What the exercise asks - Return all the data, word for word.
Start of Information supplied
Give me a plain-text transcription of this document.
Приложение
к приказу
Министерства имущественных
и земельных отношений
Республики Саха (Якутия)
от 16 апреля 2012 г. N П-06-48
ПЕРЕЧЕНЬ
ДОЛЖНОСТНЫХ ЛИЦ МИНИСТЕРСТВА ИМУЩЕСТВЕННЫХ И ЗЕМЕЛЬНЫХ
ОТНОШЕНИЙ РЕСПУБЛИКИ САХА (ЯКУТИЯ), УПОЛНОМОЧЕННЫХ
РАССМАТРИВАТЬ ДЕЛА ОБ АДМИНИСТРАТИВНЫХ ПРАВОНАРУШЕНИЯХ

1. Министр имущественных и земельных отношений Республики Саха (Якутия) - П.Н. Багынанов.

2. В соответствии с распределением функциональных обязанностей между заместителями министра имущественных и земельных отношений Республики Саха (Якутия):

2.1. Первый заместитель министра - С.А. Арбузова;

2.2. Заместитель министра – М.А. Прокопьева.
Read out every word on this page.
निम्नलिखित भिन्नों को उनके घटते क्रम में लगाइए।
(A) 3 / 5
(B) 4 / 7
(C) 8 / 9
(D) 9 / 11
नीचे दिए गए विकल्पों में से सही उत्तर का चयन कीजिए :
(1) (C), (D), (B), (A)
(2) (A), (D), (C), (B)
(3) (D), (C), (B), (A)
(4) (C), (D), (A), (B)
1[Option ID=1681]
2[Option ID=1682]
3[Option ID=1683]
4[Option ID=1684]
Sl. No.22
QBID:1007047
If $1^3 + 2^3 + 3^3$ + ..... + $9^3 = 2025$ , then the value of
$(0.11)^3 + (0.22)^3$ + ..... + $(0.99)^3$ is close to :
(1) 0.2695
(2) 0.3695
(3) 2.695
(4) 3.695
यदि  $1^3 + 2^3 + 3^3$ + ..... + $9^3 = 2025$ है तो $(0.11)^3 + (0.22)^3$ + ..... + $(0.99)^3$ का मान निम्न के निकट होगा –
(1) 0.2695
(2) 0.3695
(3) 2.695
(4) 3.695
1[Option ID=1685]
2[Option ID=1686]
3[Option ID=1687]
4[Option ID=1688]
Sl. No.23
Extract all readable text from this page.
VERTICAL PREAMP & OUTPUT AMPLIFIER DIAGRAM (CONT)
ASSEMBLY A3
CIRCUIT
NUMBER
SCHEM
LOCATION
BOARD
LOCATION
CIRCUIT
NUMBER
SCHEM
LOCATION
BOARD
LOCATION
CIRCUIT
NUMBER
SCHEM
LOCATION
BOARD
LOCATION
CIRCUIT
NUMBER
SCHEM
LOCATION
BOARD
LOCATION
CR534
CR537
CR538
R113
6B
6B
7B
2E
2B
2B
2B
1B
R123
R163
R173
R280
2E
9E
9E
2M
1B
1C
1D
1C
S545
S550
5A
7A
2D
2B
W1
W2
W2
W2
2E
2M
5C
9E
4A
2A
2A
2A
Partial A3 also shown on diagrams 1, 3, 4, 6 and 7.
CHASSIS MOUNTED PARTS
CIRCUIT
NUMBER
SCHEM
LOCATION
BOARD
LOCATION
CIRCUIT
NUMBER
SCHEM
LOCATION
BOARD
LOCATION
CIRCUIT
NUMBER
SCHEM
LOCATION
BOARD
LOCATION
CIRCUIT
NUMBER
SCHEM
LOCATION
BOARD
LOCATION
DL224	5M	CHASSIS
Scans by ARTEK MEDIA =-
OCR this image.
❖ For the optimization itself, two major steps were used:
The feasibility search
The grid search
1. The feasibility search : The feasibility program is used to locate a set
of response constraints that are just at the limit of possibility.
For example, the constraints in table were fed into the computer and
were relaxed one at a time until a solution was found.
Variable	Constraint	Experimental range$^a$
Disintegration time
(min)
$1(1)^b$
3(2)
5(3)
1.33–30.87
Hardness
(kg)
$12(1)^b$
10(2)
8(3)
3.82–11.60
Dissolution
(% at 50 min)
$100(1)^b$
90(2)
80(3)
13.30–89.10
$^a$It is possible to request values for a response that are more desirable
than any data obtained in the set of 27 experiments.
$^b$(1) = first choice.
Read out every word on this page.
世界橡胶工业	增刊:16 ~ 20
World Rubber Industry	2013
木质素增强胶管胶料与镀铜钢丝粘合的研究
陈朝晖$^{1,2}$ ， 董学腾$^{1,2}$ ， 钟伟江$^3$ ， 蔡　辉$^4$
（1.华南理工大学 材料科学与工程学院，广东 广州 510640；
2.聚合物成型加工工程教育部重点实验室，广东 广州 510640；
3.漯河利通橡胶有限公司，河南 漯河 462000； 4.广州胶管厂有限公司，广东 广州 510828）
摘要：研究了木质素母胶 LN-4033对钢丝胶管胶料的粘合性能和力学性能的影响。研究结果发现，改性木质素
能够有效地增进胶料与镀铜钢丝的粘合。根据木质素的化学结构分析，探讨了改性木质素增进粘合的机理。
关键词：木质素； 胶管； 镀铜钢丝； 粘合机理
End of Information supplied
Solution for this task -
Give me a plain-text transcription of this document.
Приложение
к приказу
Министерства имущественных
и земельных отношений
Республики Саха (Якутия)
от 16 апреля 2012 г. N П-06-48
ПЕРЕЧЕНЬ
ДОЛЖНОСТНЫХ ЛИЦ МИНИСТЕРСТВА ИМУЩЕСТВЕННЫХ И ЗЕМЕЛЬНЫХ
ОТНОШЕНИЙ РЕСПУБЛИКИ САХА (ЯКУТИЯ), УПОЛНОМОЧЕННЫХ
РАССМАТРИВАТЬ ДЕЛА ОБ АДМИНИСТРАТИВНЫХ ПРАВОНАРУШЕНИЯХ

1. Министр имущественных и земельных отношений Республики Саха (Якутия) - П.Н. Багынанов.

2. В соответствии с распределением функциональных обязанностей между заместителями министра имущественных и земельных отношений Республики Саха (Якутия):

2.1. Первый заместитель министра - С.А. Арбузова;

2.2. Заместитель министра – М.А. Прокопьева.
Read out every word on this page.
निम्नलिखित भिन्नों को उनके घटते क्रम में लगाइए।
(A) 3 / 5
(B) 4 / 7
(C) 8 / 9
(D) 9 / 11
नीचे दिए गए विकल्पों में से सही उत्तर का चयन कीजिए :
(1) (C), (D), (B), (A)
(2) (A), (D), (C), (B)
(3) (D), (C), (B), (A)
(4) (C), (D), (A), (B)
1[Option ID=1681]
2[Option ID=1682]
3[Option ID=1683]
4[Option ID=1684]
Sl. No.22
QBID:1007047
If $1^3 + 2^3 + 3^3$ + ..... + $9^3 = 2025$ , then the value of
$(0.11)^3 + (0.22)^3$ + ..... + $(0.99)^3$ is close to :
(1) 0.2695
(2) 0.3695
(3) 2.695
(4) 3.695
यदि  $1^3 + 2^3 + 3^3$ + ..... + $9^3 = 2025$ है तो $(0.11)^3 + (0.22)^3$ + ..... + $(0.99)^3$ का मान निम्न के निकट होगा –
(1) 0.2695
(2) 0.3695
(3) 2.695
(4) 3.695
1[Option ID=1685]
2[Option ID=1686]
3[Option ID=1687]
4[Option ID=1688]
Sl. No.23
Extract all readable text from this page.
VERTICAL PREAMP & OUTPUT AMPLIFIER DIAGRAM (CONT)
ASSEMBLY A3
CIRCUIT
NUMBER
SCHEM
LOCATION
BOARD
LOCATION
CIRCUIT
NUMBER
SCHEM
LOCATION
BOARD
LOCATION
CIRCUIT
NUMBER
SCHEM
LOCATION
BOARD
LOCATION
CIRCUIT
NUMBER
SCHEM
LOCATION
BOARD
LOCATION
CR534
CR537
CR538
R113
6B
6B
7B
2E
2B
2B
2B
1B
R123
R163
R173
R280
2E
9E
9E
2M
1B
1C
1D
1C
S545
S550
5A
7A
2D
2B
W1
W2
W2
W2
2E
2M
5C
9E
4A
2A
2A
2A
Partial A3 also shown on diagrams 1, 3, 4, 6 and 7.
CHASSIS MOUNTED PARTS
CIRCUIT
NUMBER
SCHEM
LOCATION
BOARD
LOCATION
CIRCUIT
NUMBER
SCHEM
LOCATION
BOARD
LOCATION
CIRCUIT
NUMBER
SCHEM
LOCATION
BOARD
LOCATION
CIRCUIT
NUMBER
SCHEM
LOCATION
BOARD
LOCATION
DL224	5M	CHASSIS
Scans by ARTEK MEDIA =-
OCR this image.
❖ For the optimization itself, two major steps were used:
The feasibility search
The grid search
1. The feasibility search : The feasibility program is used to locate a set
of response constraints that are just at the limit of possibility.
For example, the constraints in table were fed into the computer and
were relaxed one at a time until a solution was found.
Variable	Constraint	Experimental range$^a$
Disintegration time
(min)
$1(1)^b$
3(2)
5(3)
1.33–30.87
Hardness
(kg)
$12(1)^b$
10(2)
8(3)
3.82–11.60
Dissolution
(% at 50 min)
$100(1)^b$
90(2)
80(3)
13.30–89.10
$^a$It is possible to request values for a response that are more desirable
than any data obtained in the set of 27 experiments.
$^b$(1) = first choice.
Read out every word on this page.
世界橡胶工业	增刊:16 ~ 20
World Rubber Industry	2013
木质素增强胶管胶料与镀铜钢丝粘合的研究
陈朝晖$^{1,2}$ ， 董学腾$^{1,2}$ ， 钟伟江$^3$ ， 蔡　辉$^4$
（1.华南理工大学 材料科学与工程学院，广东 广州 510640；
2.聚合物成型加工工程教育部重点实验室，广东 广州 510640；
3.漯河利通橡胶有限公司，河南 漯河 462000； 4.广州胶管厂有限公司，广东 广州 510828）
摘要：研究了木质素母胶 LN-4033对钢丝胶管胶料的粘合性能和力学性能的影响。研究结果发现，改性木质素
能够有效地增进胶料与镀铜钢丝的粘合。根据木质素的化学结构分析，探讨了改性木质素增进粘合的机理。
关键词：木质素； 胶管； 镀铜钢丝； 粘合机理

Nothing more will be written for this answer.